» DOCUMENT:
####

In this section we will show that ordinary decision tree learning can be cleanly and efficiently generalized such that instead of only handling usual attribute-value representations it can operate on arbitrarily structured, even recursive input and output data. We call this algorithm10 AIFAD11 (Automated Induction of Functions over Algebraic Datatypes). Note, however, that this generalization will not allow us to induce recursive functions, which is still an open but extremely interesting research topic.
Assume that we have a product of sum types on both the left- and right hand side of a classification task, e.g.:
(Meal, Drink) → (Satisfaction, Satisfaction)
where the corresponding type constructors are defined as follows:
data Meal = Pizza PizzaTopping
| WienerSchnitzel Diameter
| TapirSoup Spiced
data PizzaTopping = Cheese | Tomatoes | Mushrooms
data Diameter = Large | Small
data Spiced = False | True
Let’s consider the following dataset of input-output mappings that we want to learn:
(WienerSchnitzel Large, Water) → (Very Low, High). (WienerSchnitzel Small, Beer) → (Very Low, Low). (TapirSoup True, Beer) → (Very Low, High). (TapirSoup False, Beer) → (Very High, High).
The first thing we can do is look out for (parts of) structures on the right hand side and see if they are unique for all samples. One of the following three scenarios can happen:
In our example dataset case two applies: the topmost constructor of all first satisfaction values is unique. Thus, we can already construct part of the model:
let
(v1, v2) = …
in
(Very v1, v2)
The factorized set of samples now looks as follows:
(WienerSchnitzel Large, Water) → (Low, High). (WienerSchnitzel Small, Beer) → (Low, Low). (TapirSoup True, Beer) → (Low, High). (TapirSoup False, Beer) → (High, High).

####

» REQUIREMENT: Please carry on the write-up on AIFAD decision tree learning above, starting right after its last sentence.

####

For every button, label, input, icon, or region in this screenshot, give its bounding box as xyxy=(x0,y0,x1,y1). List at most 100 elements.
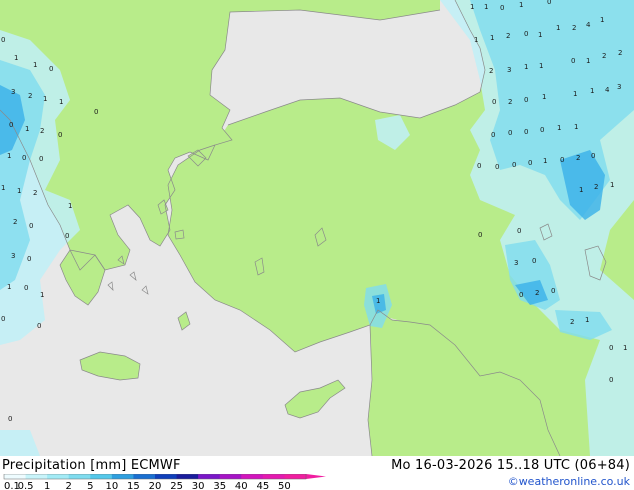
precip-value-label: 3 xyxy=(514,259,518,267)
precip-value-label: 2 xyxy=(594,183,598,191)
scale-tick-label: 50 xyxy=(278,481,291,490)
precip-value-label: 2 xyxy=(618,49,622,57)
scale-swatch xyxy=(133,474,156,479)
site-credit[interactable]: ©weatheronline.co.uk xyxy=(508,475,630,488)
precip-value-label: 2 xyxy=(489,67,493,75)
scale-overflow-arrow xyxy=(306,474,326,479)
scale-tick-label: 25 xyxy=(170,481,183,490)
precip-value-label: 0 xyxy=(29,222,33,230)
precip-value-label: 0 xyxy=(571,57,575,65)
precip-value-label: 0 xyxy=(540,126,544,134)
precip-value-label: 1 xyxy=(7,152,11,160)
map-footer: Precipitation [mm] ECMWF Mo 16-03-2026 1… xyxy=(0,456,634,490)
model-name: ECMWF xyxy=(130,458,181,473)
precip-value-label: 1 xyxy=(542,93,546,101)
scale-swatch xyxy=(68,474,91,479)
precip-value-label: 0 xyxy=(49,65,53,73)
precip-value-label: 0 xyxy=(524,128,528,136)
precip-value-label: 0 xyxy=(551,287,555,295)
precip-value-label: 1 xyxy=(519,1,523,9)
precip-value-label: 1 xyxy=(524,63,528,71)
precip-value-label: 2 xyxy=(602,52,606,60)
precip-value-label: 1 xyxy=(610,181,614,189)
precip-value-label: 1 xyxy=(59,98,63,106)
precip-value-label: 1 xyxy=(573,90,577,98)
scale-swatch xyxy=(284,474,307,479)
precip-value-label: 0 xyxy=(609,344,613,352)
precip-value-label: 2 xyxy=(576,154,580,162)
precip-value-label: 0 xyxy=(478,231,482,239)
precip-value-label: 0 xyxy=(24,284,28,292)
scale-tick-label: 45 xyxy=(256,481,269,490)
precip-value-label: 2 xyxy=(508,98,512,106)
scale-tick-label: 35 xyxy=(213,481,226,490)
product-title: Precipitation [mm] ECMWF xyxy=(2,458,181,473)
precip-value-label: 0 xyxy=(58,131,62,139)
precip-value-label: 3 xyxy=(11,88,15,96)
precip-value-label: 1 xyxy=(579,186,583,194)
precip-value-label: 0 xyxy=(517,227,521,235)
precip-value-label: 0 xyxy=(37,322,41,330)
scale-swatch xyxy=(47,474,70,479)
precip-value-label: 0 xyxy=(22,154,26,162)
product-name: Precipitation [mm] xyxy=(2,458,127,473)
precip-value-label: 0 xyxy=(39,155,43,163)
scale-swatch xyxy=(241,474,264,479)
precip-value-label: 1 xyxy=(623,344,627,352)
precip-value-label: 1 xyxy=(1,184,5,192)
precip-value-label: 1 xyxy=(474,36,478,44)
precip-value-label: 0 xyxy=(524,96,528,104)
precip-value-label: 0 xyxy=(8,415,12,423)
scale-tick-label: 30 xyxy=(192,481,205,490)
precip-value-label: 1 xyxy=(586,57,590,65)
precip-value-label: 2 xyxy=(40,127,44,135)
precipitation-color-scale: 0.10.5 1 2 5 10 15 20 25 30 35 40 45 50 xyxy=(3,474,326,490)
scale-swatch xyxy=(155,474,178,479)
scale-tick-label: 2 xyxy=(66,481,72,490)
precip-value-label: 2 xyxy=(535,289,539,297)
precip-value-label: 0 xyxy=(65,232,69,240)
precip-value-label: 1 xyxy=(585,316,589,324)
precip-value-label: 1 xyxy=(600,16,604,24)
precip-value-label: 1 xyxy=(17,187,21,195)
precip-value-label: 1 xyxy=(557,124,561,132)
precip-value-label: 1 xyxy=(590,87,594,95)
precip-value-label: 1 xyxy=(40,291,44,299)
precip-value-label: 3 xyxy=(507,66,511,74)
precip-value-label: 2 xyxy=(506,32,510,40)
precip-value-label: 0 xyxy=(591,152,595,160)
precip-value-label: 2 xyxy=(572,24,576,32)
precip-value-label: 0 xyxy=(1,315,5,323)
precip-value-label: 1 xyxy=(556,24,560,32)
precip-value-label: 2 xyxy=(570,318,574,326)
precip-value-label: 0 xyxy=(508,129,512,137)
precipitation-map: 1 1 0 1 01 1 2 0 11 2 412 3 1 10 12 20 2 0 1 1 1 4 30 0 0 0 1 10 0 0 0… xyxy=(0,0,634,456)
precip-value-label: 1 xyxy=(14,54,18,62)
precip-value-label: 2 xyxy=(13,218,17,226)
precip-value-label: 1 xyxy=(376,297,380,305)
precip-value-label: 1 xyxy=(538,31,542,39)
precip-value-label: 0 xyxy=(528,159,532,167)
precip-value-label: 0 xyxy=(519,291,523,299)
scale-swatch xyxy=(219,474,242,479)
precip-value-label: 0 xyxy=(532,257,536,265)
precip-value-label: 1 xyxy=(484,3,488,11)
precip-value-label: 3 xyxy=(617,83,621,91)
precip-value-label: 1 xyxy=(43,95,47,103)
precip-value-label: 4 xyxy=(605,86,610,94)
precip-value-label: 0 xyxy=(524,30,528,38)
precip-value-label: 0 xyxy=(492,98,496,106)
scale-swatch xyxy=(111,474,134,479)
precip-value-label: 2 xyxy=(33,189,37,197)
precip-value-label: 0 xyxy=(609,376,613,384)
precip-value-label: 0 xyxy=(9,121,13,129)
scale-swatch xyxy=(176,474,199,479)
precip-value-label: 2 xyxy=(28,92,32,100)
scale-swatch xyxy=(198,474,221,479)
scale-swatch xyxy=(25,474,48,479)
precip-value-label: 1 xyxy=(470,3,474,11)
scale-tick-label: 5 xyxy=(87,481,93,490)
precip-value-label: 1 xyxy=(7,283,11,291)
precip-value-label: 0 xyxy=(547,0,551,6)
precip-value-label: 0 xyxy=(27,255,31,263)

####

» RESULT BELOW:
Since we are not done yet, we will have to choose an input variable to discriminate further. Before we can do this, we will have to get rid of redundant information by factoring out common structure again, thus leaving only input variables whose topmost constructors are not unique. In our example above this is already the case. If, instead, we had the following input data:
(WienerSchnitzel Large, Water). (WienerSchnitzel Large, Beer). (WienerSchnitzel Small, Beer). (WienerSchnitzel Small, Beer).
Then we would have to factorize it such that the data constructor WienerSchnitzel is dropped, revealing the non-redundant diameter information beneath it. Of course, this process would have to be repeated recursively if sub-attributes were redundant, too. Some old variables may completely vanish and arbitrarily many new ones may enter the game depending on the structure of the input data.
If new variables get added, we will have to record for each of them, which variables (and possibly sub-attributes) have to be matched in order to access the new variables. In the upper case this would mean recording for the freshly added diameter variable that we have to match the meal variable first to make the diameter of the WienerSchnitzel available. Of course, the match case would only contain two branches then: one for WienerSchnitzel whereas the other would have to be taken in any other case, since we do not have any concrete samples for refining this partition. The match would then look as follows (the underscore being a catch-all dummy variable):
case meal of
WienerSchnitzel diameter → …
_ → …
It might be tempting to think that we could immediately add a pattern match to the model to get at the non-redundant constructors. But this is a bad idea for several reasons:
The classification process should be driven as far as possible by available data and at the same time require as little data as possible to give a result, which would be violated here.
Therefore, the optimum method to destruct (match) input data and to construct output data is by matching (redundant) input data as late as possible down the model tree while constructing (redundant) output data as early as possible up the tree. This is, why we have to delay matching by remembering for newly added variables, which matches still need to be performed directly in advance.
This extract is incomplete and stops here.